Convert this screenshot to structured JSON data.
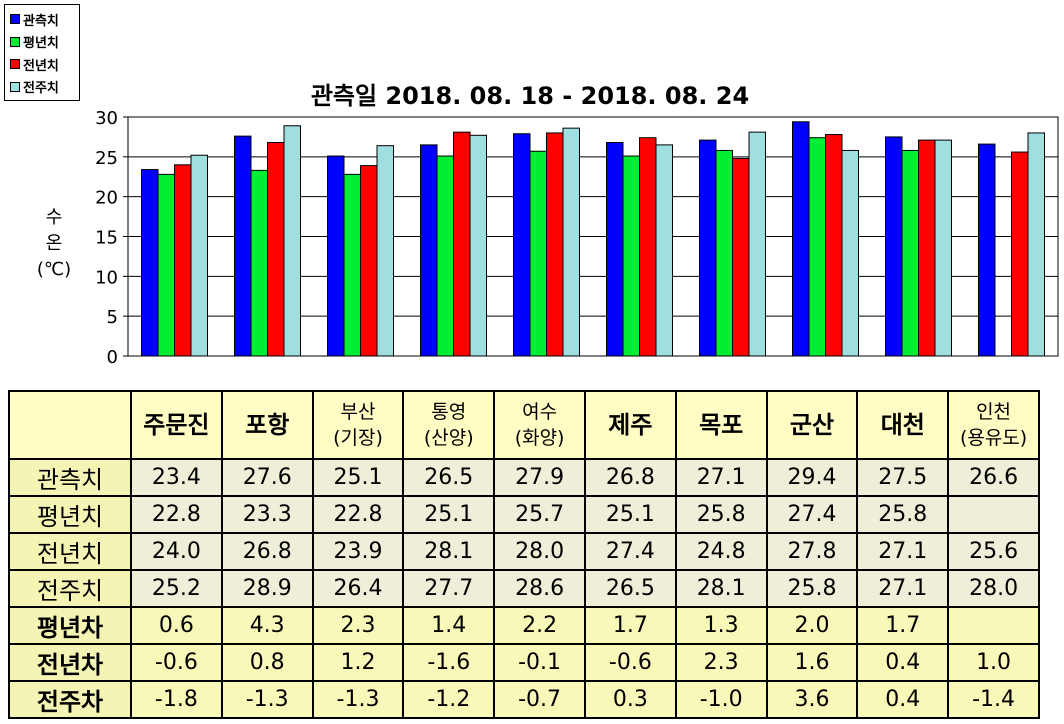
{
  "chart_data": {
    "type": "bar",
    "title": "관측일 2018. 08. 18 - 2018. 08. 24",
    "ylabel": [
      "수",
      "온",
      "(℃)"
    ],
    "ylim": [
      0,
      30
    ],
    "yticks": [
      0,
      5,
      10,
      15,
      20,
      25,
      30
    ],
    "grid": true,
    "legend_position": "top-left",
    "categories": [
      "주문진",
      "포항",
      "부산(기장)",
      "통영(산양)",
      "여수(화양)",
      "제주",
      "목포",
      "군산",
      "대천",
      "인천(용유도)"
    ],
    "series": [
      {
        "name": "관측치",
        "color": "#0000ff",
        "values": [
          23.4,
          27.6,
          25.1,
          26.5,
          27.9,
          26.8,
          27.1,
          29.4,
          27.5,
          26.6
        ]
      },
      {
        "name": "평년치",
        "color": "#00ee33",
        "values": [
          22.8,
          23.3,
          22.8,
          25.1,
          25.7,
          25.1,
          25.8,
          27.4,
          25.8,
          null
        ]
      },
      {
        "name": "전년치",
        "color": "#ff0000",
        "values": [
          24.0,
          26.8,
          23.9,
          28.1,
          28.0,
          27.4,
          24.8,
          27.8,
          27.1,
          25.6
        ]
      },
      {
        "name": "전주치",
        "color": "#9fdfdf",
        "values": [
          25.2,
          28.9,
          26.4,
          27.7,
          28.6,
          26.5,
          28.1,
          25.8,
          27.1,
          28.0
        ]
      }
    ]
  },
  "table": {
    "header": [
      [
        "주문진"
      ],
      [
        "포항"
      ],
      [
        "부산",
        "(기장)"
      ],
      [
        "통영",
        "(산양)"
      ],
      [
        "여수",
        "(화양)"
      ],
      [
        "제주"
      ],
      [
        "목포"
      ],
      [
        "군산"
      ],
      [
        "대천"
      ],
      [
        "인천",
        "(용유도)"
      ]
    ],
    "rows": [
      {
        "label": "관측치",
        "cells": [
          "23.4",
          "27.6",
          "25.1",
          "26.5",
          "27.9",
          "26.8",
          "27.1",
          "29.4",
          "27.5",
          "26.6"
        ]
      },
      {
        "label": "평년치",
        "cells": [
          "22.8",
          "23.3",
          "22.8",
          "25.1",
          "25.7",
          "25.1",
          "25.8",
          "27.4",
          "25.8",
          ""
        ]
      },
      {
        "label": "전년치",
        "cells": [
          "24.0",
          "26.8",
          "23.9",
          "28.1",
          "28.0",
          "27.4",
          "24.8",
          "27.8",
          "27.1",
          "25.6"
        ]
      },
      {
        "label": "전주치",
        "cells": [
          "25.2",
          "28.9",
          "26.4",
          "27.7",
          "28.6",
          "26.5",
          "28.1",
          "25.8",
          "27.1",
          "28.0"
        ]
      },
      {
        "label": "평년차",
        "cells": [
          "0.6",
          "4.3",
          "2.3",
          "1.4",
          "2.2",
          "1.7",
          "1.3",
          "2.0",
          "1.7",
          ""
        ]
      },
      {
        "label": "전년차",
        "cells": [
          "-0.6",
          "0.8",
          "1.2",
          "-1.6",
          "-0.1",
          "-0.6",
          "2.3",
          "1.6",
          "0.4",
          "1.0"
        ]
      },
      {
        "label": "전주차",
        "cells": [
          "-1.8",
          "-1.3",
          "-1.3",
          "-1.2",
          "-0.7",
          "0.3",
          "-1.0",
          "3.6",
          "0.4",
          "-1.4"
        ]
      }
    ]
  }
}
========================================
■ Given problem
Copy all of the entries verbatim, leaving out any pictures they contain.

■ Response
Convert this screenshot to structured JSON data.
{
  "chart_data": {
    "type": "bar",
    "title": "관측일 2018. 08. 18 - 2018. 08. 24",
    "ylabel": [
      "수",
      "온",
      "(℃)"
    ],
    "ylim": [
      0,
      30
    ],
    "yticks": [
      0,
      5,
      10,
      15,
      20,
      25,
      30
    ],
    "grid": true,
    "legend_position": "top-left",
    "categories": [
      "주문진",
      "포항",
      "부산(기장)",
      "통영(산양)",
      "여수(화양)",
      "제주",
      "목포",
      "군산",
      "대천",
      "인천(용유도)"
    ],
    "series": [
      {
        "name": "관측치",
        "color": "#0000ff",
        "values": [
          23.4,
          27.6,
          25.1,
          26.5,
          27.9,
          26.8,
          27.1,
          29.4,
          27.5,
          26.6
        ]
      },
      {
        "name": "평년치",
        "color": "#00ee33",
        "values": [
          22.8,
          23.3,
          22.8,
          25.1,
          25.7,
          25.1,
          25.8,
          27.4,
          25.8,
          null
        ]
      },
      {
        "name": "전년치",
        "color": "#ff0000",
        "values": [
          24.0,
          26.8,
          23.9,
          28.1,
          28.0,
          27.4,
          24.8,
          27.8,
          27.1,
          25.6
        ]
      },
      {
        "name": "전주치",
        "color": "#9fdfdf",
        "values": [
          25.2,
          28.9,
          26.4,
          27.7,
          28.6,
          26.5,
          28.1,
          25.8,
          27.1,
          28.0
        ]
      }
    ]
  },
  "table": {
    "header": [
      [
        "주문진"
      ],
      [
        "포항"
      ],
      [
        "부산",
        "(기장)"
      ],
      [
        "통영",
        "(산양)"
      ],
      [
        "여수",
        "(화양)"
      ],
      [
        "제주"
      ],
      [
        "목포"
      ],
      [
        "군산"
      ],
      [
        "대천"
      ],
      [
        "인천",
        "(용유도)"
      ]
    ],
    "rows": [
      {
        "label": "관측치",
        "cells": [
          "23.4",
          "27.6",
          "25.1",
          "26.5",
          "27.9",
          "26.8",
          "27.1",
          "29.4",
          "27.5",
          "26.6"
        ]
      },
      {
        "label": "평년치",
        "cells": [
          "22.8",
          "23.3",
          "22.8",
          "25.1",
          "25.7",
          "25.1",
          "25.8",
          "27.4",
          "25.8",
          ""
        ]
      },
      {
        "label": "전년치",
        "cells": [
          "24.0",
          "26.8",
          "23.9",
          "28.1",
          "28.0",
          "27.4",
          "24.8",
          "27.8",
          "27.1",
          "25.6"
        ]
      },
      {
        "label": "전주치",
        "cells": [
          "25.2",
          "28.9",
          "26.4",
          "27.7",
          "28.6",
          "26.5",
          "28.1",
          "25.8",
          "27.1",
          "28.0"
        ]
      },
      {
        "label": "평년차",
        "cells": [
          "0.6",
          "4.3",
          "2.3",
          "1.4",
          "2.2",
          "1.7",
          "1.3",
          "2.0",
          "1.7",
          ""
        ]
      },
      {
        "label": "전년차",
        "cells": [
          "-0.6",
          "0.8",
          "1.2",
          "-1.6",
          "-0.1",
          "-0.6",
          "2.3",
          "1.6",
          "0.4",
          "1.0"
        ]
      },
      {
        "label": "전주차",
        "cells": [
          "-1.8",
          "-1.3",
          "-1.3",
          "-1.2",
          "-0.7",
          "0.3",
          "-1.0",
          "3.6",
          "0.4",
          "-1.4"
        ]
      }
    ]
  }
}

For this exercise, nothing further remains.